** What to work on **
List each line of the data that holds the word "JSON".

****

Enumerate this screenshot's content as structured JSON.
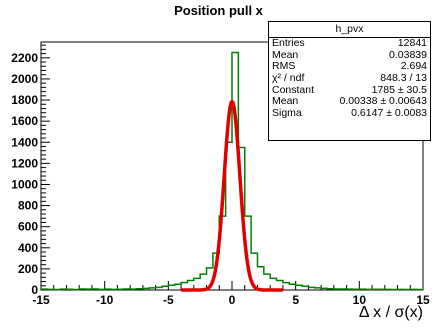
{
  "chart_data": {
    "type": "histogram",
    "title": "Position pull x",
    "xlabel": "Δ x / σ(x)",
    "ylabel": "",
    "xlim": [
      -15,
      15
    ],
    "ylim": [
      0,
      2350
    ],
    "x_ticks": [
      -15,
      -10,
      -5,
      0,
      5,
      10,
      15
    ],
    "y_ticks": [
      0,
      200,
      400,
      600,
      800,
      1000,
      1200,
      1400,
      1600,
      1800,
      2000,
      2200
    ],
    "bin_width": 0.5,
    "histogram": {
      "name": "h_pvx",
      "color": "#008000",
      "bins_x": [
        -15,
        -14.5,
        -14,
        -13.5,
        -13,
        -12.5,
        -12,
        -11.5,
        -11,
        -10.5,
        -10,
        -9.5,
        -9,
        -8.5,
        -8,
        -7.5,
        -7,
        -6.5,
        -6,
        -5.5,
        -5,
        -4.5,
        -4,
        -3.5,
        -3,
        -2.5,
        -2,
        -1.5,
        -1,
        -0.5,
        0,
        0.5,
        1,
        1.5,
        2,
        2.5,
        3,
        3.5,
        4,
        4.5,
        5,
        5.5,
        6,
        6.5,
        7,
        7.5,
        8,
        8.5,
        9,
        9.5,
        10,
        10.5,
        11,
        11.5,
        12,
        12.5,
        13,
        13.5,
        14,
        14.5
      ],
      "counts": [
        8,
        6,
        5,
        8,
        7,
        5,
        9,
        8,
        10,
        6,
        8,
        6,
        7,
        9,
        8,
        12,
        15,
        20,
        25,
        35,
        45,
        55,
        70,
        90,
        110,
        150,
        210,
        350,
        700,
        1400,
        2250,
        1350,
        700,
        350,
        220,
        150,
        110,
        90,
        70,
        55,
        45,
        35,
        25,
        20,
        15,
        12,
        10,
        9,
        8,
        7,
        8,
        6,
        7,
        7,
        6,
        5,
        6,
        5,
        6,
        5
      ]
    },
    "fit": {
      "type": "gaussian",
      "color": "#e00000",
      "constant": 1785,
      "mean": 0.00338,
      "sigma": 0.6147
    },
    "stats": {
      "title": "h_pvx",
      "rows": [
        {
          "label": "Entries",
          "value": "12841"
        },
        {
          "label": "Mean",
          "value": "0.03839"
        },
        {
          "label": "RMS",
          "value": "2.694"
        },
        {
          "label": "χ² / ndf",
          "value": "848.3 / 13"
        },
        {
          "label": "Constant",
          "value": "1785 ± 30.5"
        },
        {
          "label": "Mean",
          "value": "0.00338 ± 0.00643"
        },
        {
          "label": "Sigma",
          "value": "0.6147 ± 0.0083"
        }
      ]
    }
  }
}
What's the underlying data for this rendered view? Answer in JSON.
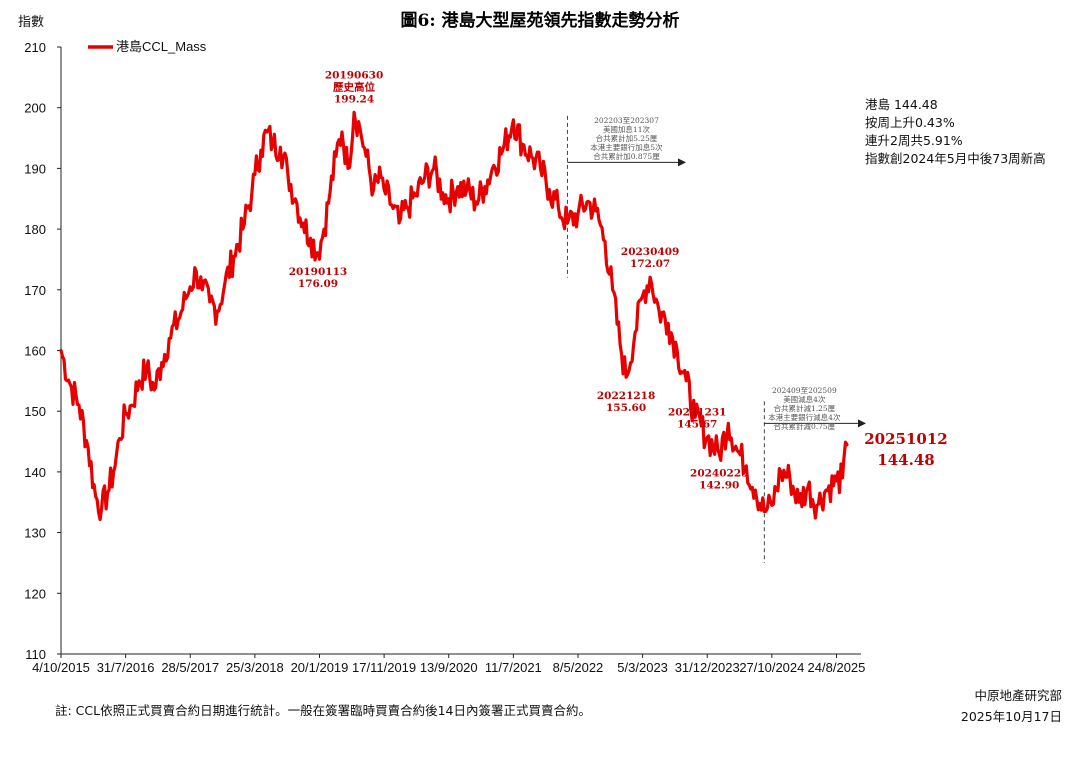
{
  "chart_data": {
    "type": "line",
    "title": "圖6: 港島大型屋苑領先指數走勢分析",
    "ylabel": "指數",
    "ylim": [
      110,
      210
    ],
    "yticks": [
      110,
      120,
      130,
      140,
      150,
      160,
      170,
      180,
      190,
      200,
      210
    ],
    "xticks": [
      "4/10/2015",
      "31/7/2016",
      "28/5/2017",
      "25/3/2018",
      "20/1/2019",
      "17/11/2019",
      "13/9/2020",
      "11/7/2021",
      "8/5/2022",
      "5/3/2023",
      "31/12/2023",
      "27/10/2024",
      "24/8/2025"
    ],
    "x_start": "2015-10-04",
    "legend": {
      "position": "top-left",
      "label": "港島CCL_Mass"
    },
    "color": "#e60000",
    "series": [
      {
        "name": "港島CCL_Mass",
        "points": [
          [
            "2015-10-04",
            160.0
          ],
          [
            "2015-11-15",
            154.5
          ],
          [
            "2015-12-27",
            151.0
          ],
          [
            "2016-02-07",
            144.0
          ],
          [
            "2016-03-13",
            136.0
          ],
          [
            "2016-04-10",
            134.0
          ],
          [
            "2016-05-08",
            136.5
          ],
          [
            "2016-06-05",
            140.0
          ],
          [
            "2016-07-03",
            145.5
          ],
          [
            "2016-07-31",
            149.5
          ],
          [
            "2016-08-28",
            151.0
          ],
          [
            "2016-10-02",
            155.0
          ],
          [
            "2016-11-06",
            157.0
          ],
          [
            "2016-12-11",
            153.5
          ],
          [
            "2017-01-15",
            158.0
          ],
          [
            "2017-02-19",
            162.0
          ],
          [
            "2017-04-02",
            165.0
          ],
          [
            "2017-05-07",
            168.5
          ],
          [
            "2017-05-28",
            170.5
          ],
          [
            "2017-06-25",
            173.0
          ],
          [
            "2017-07-23",
            170.0
          ],
          [
            "2017-08-27",
            168.0
          ],
          [
            "2017-10-01",
            166.5
          ],
          [
            "2017-11-05",
            171.0
          ],
          [
            "2017-12-17",
            175.5
          ],
          [
            "2018-01-28",
            180.0
          ],
          [
            "2018-03-11",
            186.0
          ],
          [
            "2018-03-25",
            189.0
          ],
          [
            "2018-04-22",
            193.0
          ],
          [
            "2018-05-20",
            196.0
          ],
          [
            "2018-06-17",
            194.0
          ],
          [
            "2018-07-22",
            193.5
          ],
          [
            "2018-08-26",
            189.0
          ],
          [
            "2018-09-30",
            185.0
          ],
          [
            "2018-11-04",
            181.0
          ],
          [
            "2018-12-09",
            178.5
          ],
          [
            "2019-01-13",
            176.09
          ],
          [
            "2019-02-10",
            180.0
          ],
          [
            "2019-03-10",
            186.0
          ],
          [
            "2019-04-07",
            192.0
          ],
          [
            "2019-05-05",
            196.0
          ],
          [
            "2019-06-02",
            190.0
          ],
          [
            "2019-06-30",
            199.24
          ],
          [
            "2019-07-28",
            196.5
          ],
          [
            "2019-08-25",
            192.0
          ],
          [
            "2019-09-29",
            186.5
          ],
          [
            "2019-11-03",
            188.5
          ],
          [
            "2019-11-17",
            186.5
          ],
          [
            "2019-12-22",
            184.0
          ],
          [
            "2020-01-26",
            181.0
          ],
          [
            "2020-03-01",
            183.5
          ],
          [
            "2020-04-12",
            185.5
          ],
          [
            "2020-05-24",
            188.5
          ],
          [
            "2020-07-05",
            190.0
          ],
          [
            "2020-08-16",
            186.0
          ],
          [
            "2020-09-13",
            185.0
          ],
          [
            "2020-10-25",
            187.0
          ],
          [
            "2020-12-06",
            186.5
          ],
          [
            "2021-01-17",
            184.5
          ],
          [
            "2021-02-28",
            187.0
          ],
          [
            "2021-04-11",
            190.5
          ],
          [
            "2021-05-23",
            193.0
          ],
          [
            "2021-07-11",
            198.0
          ],
          [
            "2021-08-22",
            194.0
          ],
          [
            "2021-10-03",
            192.0
          ],
          [
            "2021-11-14",
            190.0
          ],
          [
            "2021-12-26",
            186.5
          ],
          [
            "2022-02-06",
            183.5
          ],
          [
            "2022-03-20",
            181.0
          ],
          [
            "2022-05-08",
            182.5
          ],
          [
            "2022-06-19",
            184.5
          ],
          [
            "2022-07-31",
            183.0
          ],
          [
            "2022-09-11",
            178.0
          ],
          [
            "2022-10-16",
            170.0
          ],
          [
            "2022-11-20",
            161.0
          ],
          [
            "2022-12-18",
            155.6
          ],
          [
            "2023-01-29",
            163.0
          ],
          [
            "2023-03-05",
            169.0
          ],
          [
            "2023-04-09",
            172.07
          ],
          [
            "2023-05-21",
            166.5
          ],
          [
            "2023-07-02",
            164.5
          ],
          [
            "2023-08-13",
            160.0
          ],
          [
            "2023-09-24",
            155.0
          ],
          [
            "2023-11-05",
            149.0
          ],
          [
            "2023-12-31",
            145.67
          ],
          [
            "2024-02-25",
            142.9
          ],
          [
            "2024-04-07",
            148.0
          ],
          [
            "2024-05-19",
            143.5
          ],
          [
            "2024-06-30",
            141.0
          ],
          [
            "2024-08-11",
            137.0
          ],
          [
            "2024-09-22",
            133.5
          ],
          [
            "2024-10-27",
            134.5
          ],
          [
            "2024-12-08",
            140.0
          ],
          [
            "2025-01-19",
            139.0
          ],
          [
            "2025-03-02",
            135.0
          ],
          [
            "2025-04-13",
            137.5
          ],
          [
            "2025-05-25",
            134.5
          ],
          [
            "2025-07-06",
            137.0
          ],
          [
            "2025-08-24",
            138.5
          ],
          [
            "2025-09-21",
            139.0
          ],
          [
            "2025-10-12",
            144.48
          ]
        ]
      }
    ],
    "annotations": [
      {
        "lines": [
          "20190630",
          "歷史高位",
          "199.24"
        ],
        "date": "2019-06-30",
        "value": 199.24,
        "pos": "above"
      },
      {
        "lines": [
          "20190113",
          "176.09"
        ],
        "date": "2019-01-13",
        "value": 176.09,
        "pos": "below"
      },
      {
        "lines": [
          "20230409",
          "172.07"
        ],
        "date": "2023-04-09",
        "value": 172.07,
        "pos": "above"
      },
      {
        "lines": [
          "20221218",
          "155.60"
        ],
        "date": "2022-12-18",
        "value": 155.6,
        "pos": "below"
      },
      {
        "lines": [
          "20231231",
          "145.67"
        ],
        "date": "2023-12-31",
        "value": 145.67,
        "pos": "above-left"
      },
      {
        "lines": [
          "20240225",
          "142.90"
        ],
        "date": "2024-02-25",
        "value": 142.9,
        "pos": "below"
      }
    ],
    "policy_notes": [
      {
        "date": "2022-03-20",
        "lines": [
          "202203至202307",
          "美國加息11次",
          "合共累計加5.25厘",
          "本港主要銀行加息5次",
          "合共累計加0.875厘"
        ]
      },
      {
        "date": "2024-09-22",
        "lines": [
          "202409至202509",
          "美國減息4次",
          "合共累計減1.25厘",
          "本港主要銀行減息4次",
          "合共累計減0.75厘"
        ]
      }
    ],
    "latest": {
      "date_label": "20251012",
      "value_label": "144.48"
    },
    "side_notes": [
      "港島 144.48",
      "按周上升0.43%",
      "連升2周共5.91%",
      "指數創2024年5月中後73周新高"
    ]
  },
  "footer": {
    "note": "註: CCL依照正式買賣合約日期進行統計。一般在簽署臨時買賣合約後14日內簽署正式買賣合約。",
    "source": "中原地產研究部",
    "date": "2025年10月17日"
  }
}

****

** Solution for this problem **
Enumerate this screenshot's content as structured JSON.
What's the underlying data for this rendered view? Answer in JSON.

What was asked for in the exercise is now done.